## BEGIN
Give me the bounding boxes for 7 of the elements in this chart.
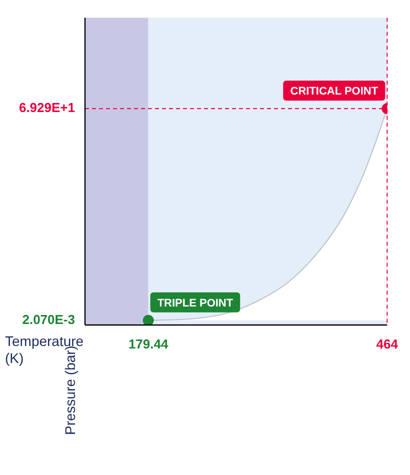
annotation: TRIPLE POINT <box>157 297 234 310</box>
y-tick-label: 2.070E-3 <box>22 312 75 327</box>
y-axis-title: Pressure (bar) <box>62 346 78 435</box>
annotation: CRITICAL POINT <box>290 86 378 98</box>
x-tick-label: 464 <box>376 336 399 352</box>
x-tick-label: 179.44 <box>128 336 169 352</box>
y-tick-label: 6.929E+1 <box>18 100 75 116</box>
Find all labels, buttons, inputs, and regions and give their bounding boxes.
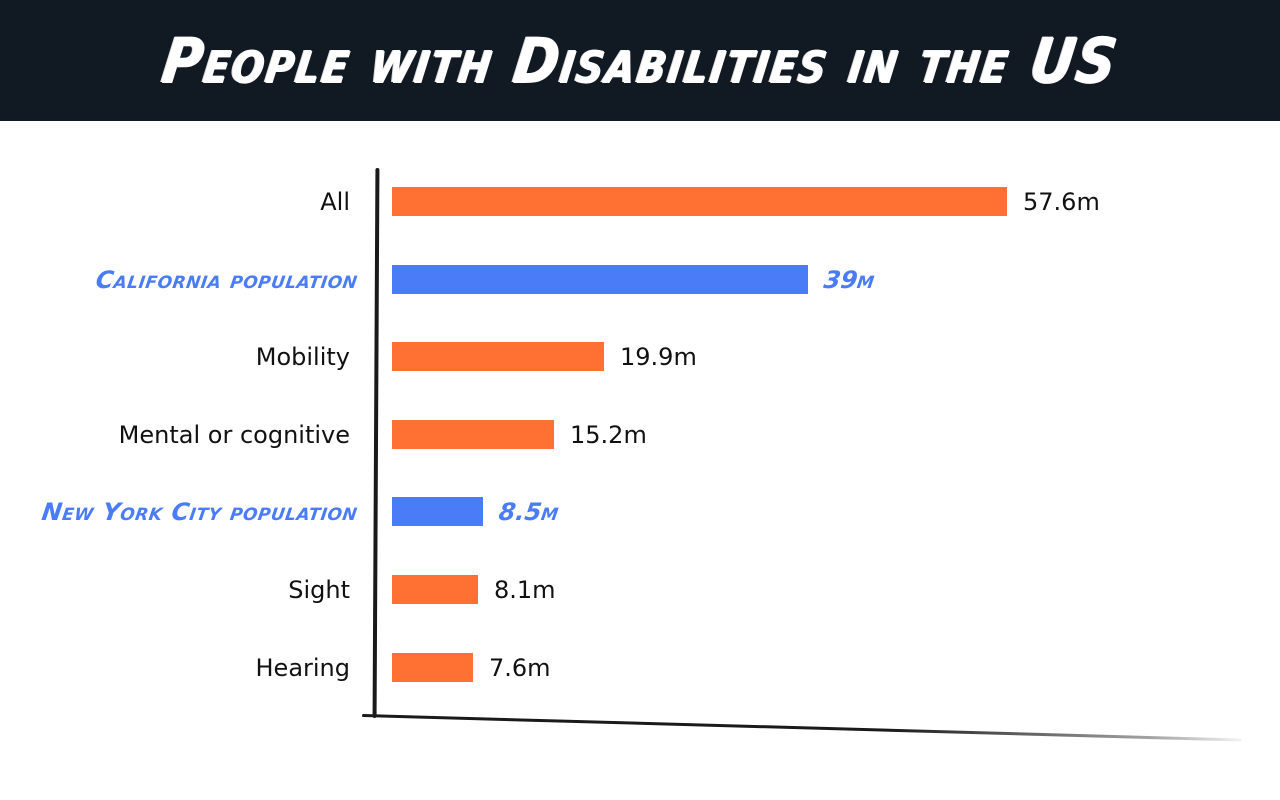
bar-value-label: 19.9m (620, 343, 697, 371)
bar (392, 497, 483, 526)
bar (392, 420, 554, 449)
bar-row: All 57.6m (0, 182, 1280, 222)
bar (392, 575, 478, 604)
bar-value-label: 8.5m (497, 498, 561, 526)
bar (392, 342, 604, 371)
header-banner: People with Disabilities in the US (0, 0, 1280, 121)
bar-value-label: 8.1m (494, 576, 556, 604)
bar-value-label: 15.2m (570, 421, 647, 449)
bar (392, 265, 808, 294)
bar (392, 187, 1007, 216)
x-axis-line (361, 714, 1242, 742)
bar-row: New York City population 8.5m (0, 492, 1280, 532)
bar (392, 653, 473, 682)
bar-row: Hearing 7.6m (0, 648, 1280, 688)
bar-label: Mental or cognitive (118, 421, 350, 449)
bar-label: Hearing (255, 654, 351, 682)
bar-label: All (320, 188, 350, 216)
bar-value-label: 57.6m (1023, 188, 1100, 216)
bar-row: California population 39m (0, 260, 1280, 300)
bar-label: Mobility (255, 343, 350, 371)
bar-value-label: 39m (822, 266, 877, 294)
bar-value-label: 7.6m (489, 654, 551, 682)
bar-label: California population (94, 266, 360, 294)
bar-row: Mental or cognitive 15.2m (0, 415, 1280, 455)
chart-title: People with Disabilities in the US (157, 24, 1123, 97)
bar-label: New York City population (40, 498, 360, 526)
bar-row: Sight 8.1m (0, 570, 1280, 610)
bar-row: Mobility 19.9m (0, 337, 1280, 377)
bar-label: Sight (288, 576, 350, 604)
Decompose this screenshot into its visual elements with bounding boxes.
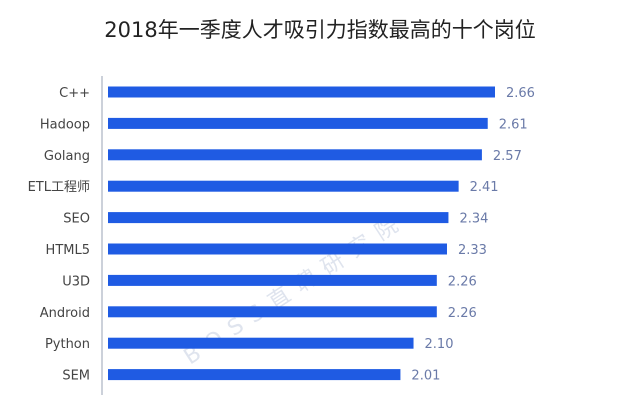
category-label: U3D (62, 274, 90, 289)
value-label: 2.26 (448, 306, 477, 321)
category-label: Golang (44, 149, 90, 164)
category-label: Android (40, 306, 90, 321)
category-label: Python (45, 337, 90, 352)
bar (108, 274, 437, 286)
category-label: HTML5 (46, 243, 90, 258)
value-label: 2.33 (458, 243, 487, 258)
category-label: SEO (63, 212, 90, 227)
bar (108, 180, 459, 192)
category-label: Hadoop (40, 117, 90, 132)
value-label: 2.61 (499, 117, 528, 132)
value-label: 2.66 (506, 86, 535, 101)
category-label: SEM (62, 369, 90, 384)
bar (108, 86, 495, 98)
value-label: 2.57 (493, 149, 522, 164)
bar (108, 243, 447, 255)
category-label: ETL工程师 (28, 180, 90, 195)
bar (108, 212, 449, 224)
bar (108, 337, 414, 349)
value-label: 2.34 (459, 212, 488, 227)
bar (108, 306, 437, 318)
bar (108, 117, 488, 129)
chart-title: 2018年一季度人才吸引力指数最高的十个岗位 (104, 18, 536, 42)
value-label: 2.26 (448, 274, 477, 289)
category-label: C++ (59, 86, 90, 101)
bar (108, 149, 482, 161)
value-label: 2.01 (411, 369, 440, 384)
## END
What to work on: Copy out every line of the data above word for word, leaving out the picture lines.

Full answer:
Give me the bounding boxes for 7 of the elements in this chart.
annotation: TRIPLE POINT <box>157 297 234 310</box>
y-tick-label: 2.070E-3 <box>22 312 75 327</box>
y-axis-title: Pressure (bar) <box>62 346 78 435</box>
annotation: CRITICAL POINT <box>290 86 378 98</box>
x-tick-label: 464 <box>376 336 399 352</box>
x-tick-label: 179.44 <box>128 336 169 352</box>
y-tick-label: 6.929E+1 <box>18 100 75 116</box>
Find all labels, buttons, inputs, and regions and give their bounding boxes.
bar-value-label: 19.9m (620, 343, 697, 371)
bar (392, 497, 483, 526)
bar (392, 420, 554, 449)
bar-row: All 57.6m (0, 182, 1280, 222)
bar (392, 575, 478, 604)
bar-value-label: 8.5m (497, 498, 561, 526)
bar (392, 342, 604, 371)
header-banner: People with Disabilities in the US (0, 0, 1280, 121)
bar-value-label: 8.1m (494, 576, 556, 604)
bar-value-label: 15.2m (570, 421, 647, 449)
bar (392, 265, 808, 294)
bar (392, 187, 1007, 216)
x-axis-line (361, 714, 1242, 742)
bar-row: New York City population 8.5m (0, 492, 1280, 532)
bar (392, 653, 473, 682)
bar-row: Hearing 7.6m (0, 648, 1280, 688)
bar-label: Mental or cognitive (118, 421, 350, 449)
bar-label: Hearing (255, 654, 351, 682)
bar-label: All (320, 188, 350, 216)
bar-value-label: 57.6m (1023, 188, 1100, 216)
bar-row: California population 39m (0, 260, 1280, 300)
bar-label: Mobility (255, 343, 350, 371)
bar-value-label: 39m (822, 266, 877, 294)
bar-value-label: 7.6m (489, 654, 551, 682)
bar-label: California population (94, 266, 360, 294)
bar-row: Mental or cognitive 15.2m (0, 415, 1280, 455)
chart-title: People with Disabilities in the US (157, 24, 1123, 97)
bar-label: New York City population (40, 498, 360, 526)
bar-row: Sight 8.1m (0, 570, 1280, 610)
bar-row: Mobility 19.9m (0, 337, 1280, 377)
bar-label: Sight (288, 576, 350, 604)
Decompose this screenshot into its visual elements with bounding boxes.
category-label: U3D (62, 274, 90, 289)
value-label: 2.26 (448, 306, 477, 321)
category-label: Golang (44, 149, 90, 164)
category-label: Android (40, 306, 90, 321)
category-label: Python (45, 337, 90, 352)
bar (108, 274, 437, 286)
category-label: HTML5 (46, 243, 90, 258)
value-label: 2.33 (458, 243, 487, 258)
category-label: SEO (63, 212, 90, 227)
bar (108, 180, 459, 192)
category-label: Hadoop (40, 117, 90, 132)
value-label: 2.61 (499, 117, 528, 132)
value-label: 2.66 (506, 86, 535, 101)
category-label: SEM (62, 369, 90, 384)
bar (108, 86, 495, 98)
value-label: 2.57 (493, 149, 522, 164)
bar (108, 243, 447, 255)
category-label: ETL工程师 (28, 180, 90, 195)
bar (108, 212, 449, 224)
bar (108, 337, 414, 349)
value-label: 2.34 (459, 212, 488, 227)
bar (108, 306, 437, 318)
bar (108, 117, 488, 129)
chart-title: 2018年一季度人才吸引力指数最高的十个岗位 (104, 18, 536, 42)
value-label: 2.26 (448, 274, 477, 289)
category-label: C++ (59, 86, 90, 101)
bar (108, 149, 482, 161)
value-label: 2.01 (411, 369, 440, 384)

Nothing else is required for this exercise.